[Data items]

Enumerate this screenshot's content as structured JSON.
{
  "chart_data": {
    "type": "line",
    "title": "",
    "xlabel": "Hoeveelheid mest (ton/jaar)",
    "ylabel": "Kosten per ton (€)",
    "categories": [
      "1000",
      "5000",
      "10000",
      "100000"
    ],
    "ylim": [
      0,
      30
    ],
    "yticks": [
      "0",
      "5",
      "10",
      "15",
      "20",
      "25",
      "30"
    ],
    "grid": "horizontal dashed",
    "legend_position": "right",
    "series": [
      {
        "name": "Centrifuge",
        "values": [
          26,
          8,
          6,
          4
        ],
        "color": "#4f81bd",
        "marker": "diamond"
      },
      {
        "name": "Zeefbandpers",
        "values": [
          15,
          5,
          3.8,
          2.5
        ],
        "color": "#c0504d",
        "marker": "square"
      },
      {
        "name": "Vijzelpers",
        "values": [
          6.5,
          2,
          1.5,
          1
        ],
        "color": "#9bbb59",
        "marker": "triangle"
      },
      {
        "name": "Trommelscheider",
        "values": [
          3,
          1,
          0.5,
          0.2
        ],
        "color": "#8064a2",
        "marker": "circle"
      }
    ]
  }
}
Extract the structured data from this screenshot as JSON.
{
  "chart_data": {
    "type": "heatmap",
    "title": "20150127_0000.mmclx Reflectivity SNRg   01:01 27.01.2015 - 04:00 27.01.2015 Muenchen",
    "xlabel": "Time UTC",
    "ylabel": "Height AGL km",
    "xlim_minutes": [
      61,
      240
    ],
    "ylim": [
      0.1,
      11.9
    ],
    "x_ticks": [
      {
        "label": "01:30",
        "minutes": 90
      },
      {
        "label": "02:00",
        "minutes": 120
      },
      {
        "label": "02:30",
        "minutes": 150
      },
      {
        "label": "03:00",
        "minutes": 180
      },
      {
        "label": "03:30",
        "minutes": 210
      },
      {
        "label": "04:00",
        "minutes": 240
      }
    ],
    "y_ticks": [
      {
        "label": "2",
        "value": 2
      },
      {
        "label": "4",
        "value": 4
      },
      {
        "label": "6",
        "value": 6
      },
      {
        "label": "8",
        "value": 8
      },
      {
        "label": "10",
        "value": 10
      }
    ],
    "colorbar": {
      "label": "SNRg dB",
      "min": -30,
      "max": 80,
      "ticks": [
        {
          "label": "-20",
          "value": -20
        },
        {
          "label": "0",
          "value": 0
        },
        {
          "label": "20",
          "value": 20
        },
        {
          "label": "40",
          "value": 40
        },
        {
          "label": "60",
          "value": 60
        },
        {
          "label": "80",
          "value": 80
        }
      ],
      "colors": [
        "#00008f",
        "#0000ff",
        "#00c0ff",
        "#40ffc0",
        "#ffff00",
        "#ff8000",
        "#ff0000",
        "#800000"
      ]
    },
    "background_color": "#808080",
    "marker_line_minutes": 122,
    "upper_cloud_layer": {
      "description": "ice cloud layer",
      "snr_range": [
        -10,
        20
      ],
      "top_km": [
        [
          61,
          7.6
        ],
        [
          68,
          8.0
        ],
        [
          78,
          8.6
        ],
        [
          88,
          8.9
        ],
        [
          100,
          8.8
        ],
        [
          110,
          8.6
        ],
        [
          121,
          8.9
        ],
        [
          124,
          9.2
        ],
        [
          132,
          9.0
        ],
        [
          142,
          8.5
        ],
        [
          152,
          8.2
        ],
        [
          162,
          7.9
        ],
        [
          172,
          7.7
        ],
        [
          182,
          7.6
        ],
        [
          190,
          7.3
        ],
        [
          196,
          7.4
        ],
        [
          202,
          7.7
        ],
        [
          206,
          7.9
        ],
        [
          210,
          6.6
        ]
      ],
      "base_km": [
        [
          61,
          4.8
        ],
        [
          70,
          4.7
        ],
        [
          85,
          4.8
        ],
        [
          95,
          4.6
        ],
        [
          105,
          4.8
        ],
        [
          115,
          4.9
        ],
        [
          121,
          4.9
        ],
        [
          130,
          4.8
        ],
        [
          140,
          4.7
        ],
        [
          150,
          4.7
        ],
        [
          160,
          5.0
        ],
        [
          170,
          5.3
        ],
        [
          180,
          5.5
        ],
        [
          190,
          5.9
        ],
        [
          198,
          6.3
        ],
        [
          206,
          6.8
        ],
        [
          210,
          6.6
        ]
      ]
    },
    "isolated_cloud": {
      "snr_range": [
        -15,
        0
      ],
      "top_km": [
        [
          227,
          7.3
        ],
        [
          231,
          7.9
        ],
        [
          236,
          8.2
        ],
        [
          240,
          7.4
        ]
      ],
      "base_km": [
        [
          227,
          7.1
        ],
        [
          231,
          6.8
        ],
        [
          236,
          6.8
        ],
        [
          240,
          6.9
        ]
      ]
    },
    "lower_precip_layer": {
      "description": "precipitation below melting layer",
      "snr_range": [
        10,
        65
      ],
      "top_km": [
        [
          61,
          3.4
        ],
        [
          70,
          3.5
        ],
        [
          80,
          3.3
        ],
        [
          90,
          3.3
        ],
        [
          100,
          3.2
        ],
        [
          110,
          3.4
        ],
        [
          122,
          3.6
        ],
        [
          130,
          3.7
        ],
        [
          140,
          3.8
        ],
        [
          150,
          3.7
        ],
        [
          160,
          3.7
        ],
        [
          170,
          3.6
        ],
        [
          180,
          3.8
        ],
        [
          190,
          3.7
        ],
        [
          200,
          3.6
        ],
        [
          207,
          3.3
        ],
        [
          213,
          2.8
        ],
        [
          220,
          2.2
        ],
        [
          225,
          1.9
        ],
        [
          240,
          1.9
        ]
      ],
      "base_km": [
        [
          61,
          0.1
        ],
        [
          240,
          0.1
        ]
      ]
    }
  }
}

▶ [Work instructions] Reproduce the listing in full. Keep it exactly as written.

▶ [The response]
Enumerate this screenshot's content as structured JSON.
{
  "chart_data": {
    "type": "line",
    "title": "",
    "xlabel": "Hoeveelheid mest (ton/jaar)",
    "ylabel": "Kosten per ton (€)",
    "categories": [
      "1000",
      "5000",
      "10000",
      "100000"
    ],
    "ylim": [
      0,
      30
    ],
    "yticks": [
      "0",
      "5",
      "10",
      "15",
      "20",
      "25",
      "30"
    ],
    "grid": "horizontal dashed",
    "legend_position": "right",
    "series": [
      {
        "name": "Centrifuge",
        "values": [
          26,
          8,
          6,
          4
        ],
        "color": "#4f81bd",
        "marker": "diamond"
      },
      {
        "name": "Zeefbandpers",
        "values": [
          15,
          5,
          3.8,
          2.5
        ],
        "color": "#c0504d",
        "marker": "square"
      },
      {
        "name": "Vijzelpers",
        "values": [
          6.5,
          2,
          1.5,
          1
        ],
        "color": "#9bbb59",
        "marker": "triangle"
      },
      {
        "name": "Trommelscheider",
        "values": [
          3,
          1,
          0.5,
          0.2
        ],
        "color": "#8064a2",
        "marker": "circle"
      }
    ]
  }
}
Extract the structured data from this screenshot as JSON.
{
  "chart_data": {
    "type": "heatmap",
    "title": "20150127_0000.mmclx Reflectivity SNRg   01:01 27.01.2015 - 04:00 27.01.2015 Muenchen",
    "xlabel": "Time UTC",
    "ylabel": "Height AGL km",
    "xlim_minutes": [
      61,
      240
    ],
    "ylim": [
      0.1,
      11.9
    ],
    "x_ticks": [
      {
        "label": "01:30",
        "minutes": 90
      },
      {
        "label": "02:00",
        "minutes": 120
      },
      {
        "label": "02:30",
        "minutes": 150
      },
      {
        "label": "03:00",
        "minutes": 180
      },
      {
        "label": "03:30",
        "minutes": 210
      },
      {
        "label": "04:00",
        "minutes": 240
      }
    ],
    "y_ticks": [
      {
        "label": "2",
        "value": 2
      },
      {
        "label": "4",
        "value": 4
      },
      {
        "label": "6",
        "value": 6
      },
      {
        "label": "8",
        "value": 8
      },
      {
        "label": "10",
        "value": 10
      }
    ],
    "colorbar": {
      "label": "SNRg dB",
      "min": -30,
      "max": 80,
      "ticks": [
        {
          "label": "-20",
          "value": -20
        },
        {
          "label": "0",
          "value": 0
        },
        {
          "label": "20",
          "value": 20
        },
        {
          "label": "40",
          "value": 40
        },
        {
          "label": "60",
          "value": 60
        },
        {
          "label": "80",
          "value": 80
        }
      ],
      "colors": [
        "#00008f",
        "#0000ff",
        "#00c0ff",
        "#40ffc0",
        "#ffff00",
        "#ff8000",
        "#ff0000",
        "#800000"
      ]
    },
    "background_color": "#808080",
    "marker_line_minutes": 122,
    "upper_cloud_layer": {
      "description": "ice cloud layer",
      "snr_range": [
        -10,
        20
      ],
      "top_km": [
        [
          61,
          7.6
        ],
        [
          68,
          8.0
        ],
        [
          78,
          8.6
        ],
        [
          88,
          8.9
        ],
        [
          100,
          8.8
        ],
        [
          110,
          8.6
        ],
        [
          121,
          8.9
        ],
        [
          124,
          9.2
        ],
        [
          132,
          9.0
        ],
        [
          142,
          8.5
        ],
        [
          152,
          8.2
        ],
        [
          162,
          7.9
        ],
        [
          172,
          7.7
        ],
        [
          182,
          7.6
        ],
        [
          190,
          7.3
        ],
        [
          196,
          7.4
        ],
        [
          202,
          7.7
        ],
        [
          206,
          7.9
        ],
        [
          210,
          6.6
        ]
      ],
      "base_km": [
        [
          61,
          4.8
        ],
        [
          70,
          4.7
        ],
        [
          85,
          4.8
        ],
        [
          95,
          4.6
        ],
        [
          105,
          4.8
        ],
        [
          115,
          4.9
        ],
        [
          121,
          4.9
        ],
        [
          130,
          4.8
        ],
        [
          140,
          4.7
        ],
        [
          150,
          4.7
        ],
        [
          160,
          5.0
        ],
        [
          170,
          5.3
        ],
        [
          180,
          5.5
        ],
        [
          190,
          5.9
        ],
        [
          198,
          6.3
        ],
        [
          206,
          6.8
        ],
        [
          210,
          6.6
        ]
      ]
    },
    "isolated_cloud": {
      "snr_range": [
        -15,
        0
      ],
      "top_km": [
        [
          227,
          7.3
        ],
        [
          231,
          7.9
        ],
        [
          236,
          8.2
        ],
        [
          240,
          7.4
        ]
      ],
      "base_km": [
        [
          227,
          7.1
        ],
        [
          231,
          6.8
        ],
        [
          236,
          6.8
        ],
        [
          240,
          6.9
        ]
      ]
    },
    "lower_precip_layer": {
      "description": "precipitation below melting layer",
      "snr_range": [
        10,
        65
      ],
      "top_km": [
        [
          61,
          3.4
        ],
        [
          70,
          3.5
        ],
        [
          80,
          3.3
        ],
        [
          90,
          3.3
        ],
        [
          100,
          3.2
        ],
        [
          110,
          3.4
        ],
        [
          122,
          3.6
        ],
        [
          130,
          3.7
        ],
        [
          140,
          3.8
        ],
        [
          150,
          3.7
        ],
        [
          160,
          3.7
        ],
        [
          170,
          3.6
        ],
        [
          180,
          3.8
        ],
        [
          190,
          3.7
        ],
        [
          200,
          3.6
        ],
        [
          207,
          3.3
        ],
        [
          213,
          2.8
        ],
        [
          220,
          2.2
        ],
        [
          225,
          1.9
        ],
        [
          240,
          1.9
        ]
      ],
      "base_km": [
        [
          61,
          0.1
        ],
        [
          240,
          0.1
        ]
      ]
    }
  }
}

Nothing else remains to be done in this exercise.